■ GIVEN PASSAGE ■
________________________________________
New Study Shapes Evolutionary Geometry

New York University

Debates over how geometry is understood and learned date back at least to the days of Plato, with more recent scholars concluding that only humans possess the foundations of this understanding. However, a new analysis by New York University psychology professor Moira Dillon concludes that geometry's foundations are shared by humans and a variety of other animals—from rats to chickens to fish.

"Our ability to think geometrically may not come from a built-in, uniquely human 'math module' in the brain, but rather from the same cognitive systems that help humans, as well as animals, find their way home," explains Dillon, whose work appears in the journal Trends in Cognitive Sciences. "Put another way, our understanding of geometry may very well come from wandering rather than from worksheets."

While Plato and, later, Descartes and Kant all debated the origins of geometry and the role of cognition in its beginnings, only in the latter half of the 20th century did scientists start testing how it is learned.

The more prominent assessments link the cognitive origins of geometry to a version of the "language-of-thought" hypothesis. Here, multiple formal systems in the mind—or mental "languages"—help us humans flourish in topics that are unique to us, like mathematics and music.

More broadly, these assessments view such languages as a singularly human endeavor, allowing us to build on our understanding of simple concepts to comprehend more complex ones. The proposed mental language for geometry centers specifically on Euclidean geometry—the properties of lines, shapes, and points on flat surfaces—and posits that simple concepts like "parallelism" and "perpendicularity" are already built into the human mind from birth.

However, Dillon draws upon decades of research in showing that the foundations of our geometric understanding are instead rooted in navigation-like mental processes shared by humans and animals that merely approximate Euclidean geometry, not capturing it exactly—what she calls the Wanderers Hypothesis for Geometry.

"Animals that have never studied angles or triangles can navigate efficiently and simulate that navigation in their minds to plan their routes—and even babies seem to understand something about distance, direction, and shape," adds Dillon, whose 2023 study found that infants could outperform AI in certain cognitive tasks. "These abilities rely on geometry that captures some, but not all, of the properties of Euclidean geometry."
________________________________________
■ RECORDS ■

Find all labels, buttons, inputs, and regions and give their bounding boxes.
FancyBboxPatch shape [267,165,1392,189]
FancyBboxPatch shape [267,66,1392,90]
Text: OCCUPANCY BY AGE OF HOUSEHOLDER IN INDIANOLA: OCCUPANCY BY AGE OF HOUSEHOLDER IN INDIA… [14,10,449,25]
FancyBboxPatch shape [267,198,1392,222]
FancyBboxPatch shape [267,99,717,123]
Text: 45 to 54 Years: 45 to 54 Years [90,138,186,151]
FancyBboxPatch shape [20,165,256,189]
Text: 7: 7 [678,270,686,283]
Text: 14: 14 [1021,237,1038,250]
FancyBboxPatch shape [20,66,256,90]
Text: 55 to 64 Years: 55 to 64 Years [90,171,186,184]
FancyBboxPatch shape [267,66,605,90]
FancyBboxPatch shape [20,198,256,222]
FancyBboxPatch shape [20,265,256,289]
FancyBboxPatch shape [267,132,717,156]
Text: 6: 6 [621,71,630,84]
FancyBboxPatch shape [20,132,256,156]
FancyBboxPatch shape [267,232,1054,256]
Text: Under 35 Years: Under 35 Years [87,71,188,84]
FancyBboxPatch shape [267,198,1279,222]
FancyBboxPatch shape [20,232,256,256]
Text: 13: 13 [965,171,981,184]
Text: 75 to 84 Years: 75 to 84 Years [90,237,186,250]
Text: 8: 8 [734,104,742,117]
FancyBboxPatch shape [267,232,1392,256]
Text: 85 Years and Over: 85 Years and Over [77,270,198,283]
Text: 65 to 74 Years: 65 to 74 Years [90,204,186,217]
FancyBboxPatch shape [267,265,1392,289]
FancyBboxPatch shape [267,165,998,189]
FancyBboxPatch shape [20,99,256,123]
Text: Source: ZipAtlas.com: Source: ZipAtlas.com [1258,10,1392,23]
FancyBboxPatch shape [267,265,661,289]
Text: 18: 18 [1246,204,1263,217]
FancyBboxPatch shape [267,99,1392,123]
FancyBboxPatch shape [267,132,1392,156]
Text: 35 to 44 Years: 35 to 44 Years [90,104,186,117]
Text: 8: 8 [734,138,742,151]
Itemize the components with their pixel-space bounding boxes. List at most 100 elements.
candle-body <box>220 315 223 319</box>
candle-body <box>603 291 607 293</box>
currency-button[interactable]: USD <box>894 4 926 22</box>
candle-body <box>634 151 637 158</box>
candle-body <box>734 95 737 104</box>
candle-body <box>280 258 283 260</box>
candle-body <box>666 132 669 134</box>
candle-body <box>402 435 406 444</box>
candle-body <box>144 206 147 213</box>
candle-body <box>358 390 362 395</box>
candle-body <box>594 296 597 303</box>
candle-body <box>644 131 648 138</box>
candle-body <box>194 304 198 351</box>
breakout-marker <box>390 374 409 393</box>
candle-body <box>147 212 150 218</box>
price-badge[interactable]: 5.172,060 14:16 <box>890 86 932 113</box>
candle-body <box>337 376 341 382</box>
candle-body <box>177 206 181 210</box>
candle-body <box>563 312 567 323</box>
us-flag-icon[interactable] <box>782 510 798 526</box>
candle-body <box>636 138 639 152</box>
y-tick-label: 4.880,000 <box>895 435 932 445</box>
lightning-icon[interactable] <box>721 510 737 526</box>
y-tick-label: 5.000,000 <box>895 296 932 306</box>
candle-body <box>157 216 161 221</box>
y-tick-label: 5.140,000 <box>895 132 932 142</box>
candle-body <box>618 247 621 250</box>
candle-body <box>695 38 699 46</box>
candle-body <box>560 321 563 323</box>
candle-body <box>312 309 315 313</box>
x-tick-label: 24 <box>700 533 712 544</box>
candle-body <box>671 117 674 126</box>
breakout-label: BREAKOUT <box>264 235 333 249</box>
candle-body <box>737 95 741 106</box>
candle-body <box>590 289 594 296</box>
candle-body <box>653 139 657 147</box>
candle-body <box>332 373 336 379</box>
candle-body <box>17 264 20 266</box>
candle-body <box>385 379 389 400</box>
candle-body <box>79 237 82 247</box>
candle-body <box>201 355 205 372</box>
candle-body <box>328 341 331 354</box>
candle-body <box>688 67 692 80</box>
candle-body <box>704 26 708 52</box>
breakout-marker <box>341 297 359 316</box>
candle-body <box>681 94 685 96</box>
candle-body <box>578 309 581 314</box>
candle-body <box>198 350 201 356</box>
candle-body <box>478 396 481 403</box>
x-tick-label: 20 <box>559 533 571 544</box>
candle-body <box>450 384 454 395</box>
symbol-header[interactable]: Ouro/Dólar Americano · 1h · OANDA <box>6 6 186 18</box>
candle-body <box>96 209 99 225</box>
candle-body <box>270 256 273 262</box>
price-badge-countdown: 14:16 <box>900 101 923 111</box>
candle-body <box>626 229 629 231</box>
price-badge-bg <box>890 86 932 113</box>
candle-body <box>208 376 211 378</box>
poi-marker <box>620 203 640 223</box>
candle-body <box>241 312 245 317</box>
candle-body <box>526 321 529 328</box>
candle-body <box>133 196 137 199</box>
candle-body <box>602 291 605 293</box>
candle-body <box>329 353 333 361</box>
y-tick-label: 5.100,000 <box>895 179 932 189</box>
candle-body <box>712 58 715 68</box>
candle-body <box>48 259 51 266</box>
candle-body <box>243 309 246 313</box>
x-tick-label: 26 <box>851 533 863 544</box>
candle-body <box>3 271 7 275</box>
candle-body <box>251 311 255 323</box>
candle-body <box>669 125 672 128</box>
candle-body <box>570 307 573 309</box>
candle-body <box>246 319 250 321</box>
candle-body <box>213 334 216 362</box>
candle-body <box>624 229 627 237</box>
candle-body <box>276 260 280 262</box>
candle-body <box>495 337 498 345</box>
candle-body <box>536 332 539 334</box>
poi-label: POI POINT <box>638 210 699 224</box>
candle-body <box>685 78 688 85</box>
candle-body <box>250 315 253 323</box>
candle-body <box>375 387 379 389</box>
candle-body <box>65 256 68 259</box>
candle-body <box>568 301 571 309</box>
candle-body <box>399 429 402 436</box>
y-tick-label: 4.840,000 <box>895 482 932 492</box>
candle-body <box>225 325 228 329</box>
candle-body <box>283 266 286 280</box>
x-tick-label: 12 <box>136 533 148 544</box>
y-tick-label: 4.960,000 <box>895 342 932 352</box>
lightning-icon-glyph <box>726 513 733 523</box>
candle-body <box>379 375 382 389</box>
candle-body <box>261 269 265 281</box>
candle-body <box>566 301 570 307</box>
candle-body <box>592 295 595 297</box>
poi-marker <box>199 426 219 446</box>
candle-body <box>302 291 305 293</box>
________________________________________
■ TASK DESCRIPTION ■
Please retype the stretch of the geometry article above from "The more prominent" through "mathematics and music.", with no changes.

■ THE ANSWER ■
The more prominent assessments link the cognitive origins of geometry to a version of the "language-of-thought" hypothesis. Here, multiple formal systems in the mind—or mental "languages"—help us humans flourish in topics that are unique to us, like mathematics and music.